Listed entries:
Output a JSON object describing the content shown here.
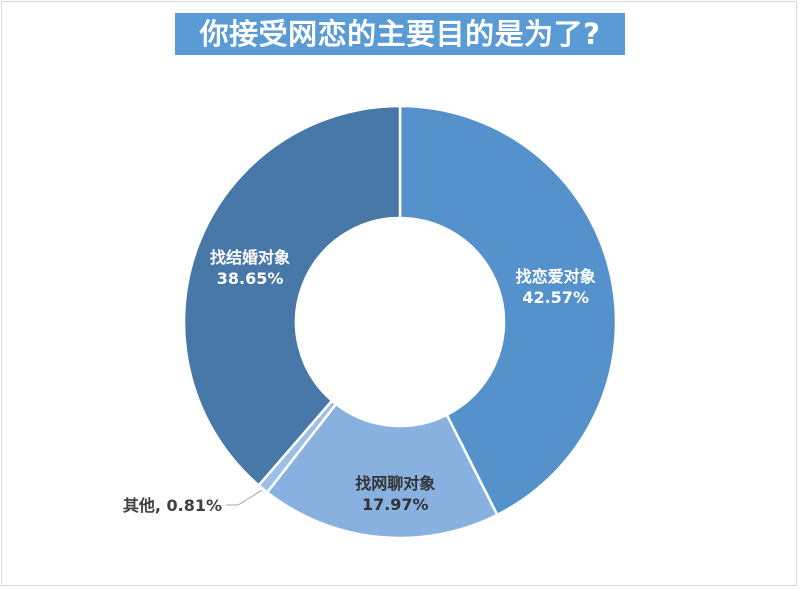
{
  "chart_data": {
    "type": "pie",
    "variant": "donut",
    "title": "你接受网恋的主要目的是为了?",
    "slices": [
      {
        "label": "找恋爱对象",
        "value": 42.57,
        "display": "42.57%",
        "color": "#5592cc",
        "text_color": "#ffffff"
      },
      {
        "label": "找网聊对象",
        "value": 17.97,
        "display": "17.97%",
        "color": "#88b1e0",
        "text_color": "#333333"
      },
      {
        "label": "其他",
        "value": 0.81,
        "display": "0.81%",
        "color": "#9dbfe6",
        "text_color": "#404040"
      },
      {
        "label": "找结婚对象",
        "value": 38.65,
        "display": "38.65%",
        "color": "#4878a8",
        "text_color": "#ffffff"
      }
    ],
    "legend": "none",
    "start_angle": "12 o'clock, clockwise"
  }
}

Exercise instructions: Report all lines of the data that include the word "value".

Output of the exercise:
        "value": 42.57,
        "value": 17.97,
        "value": 0.81,
        "value": 38.65,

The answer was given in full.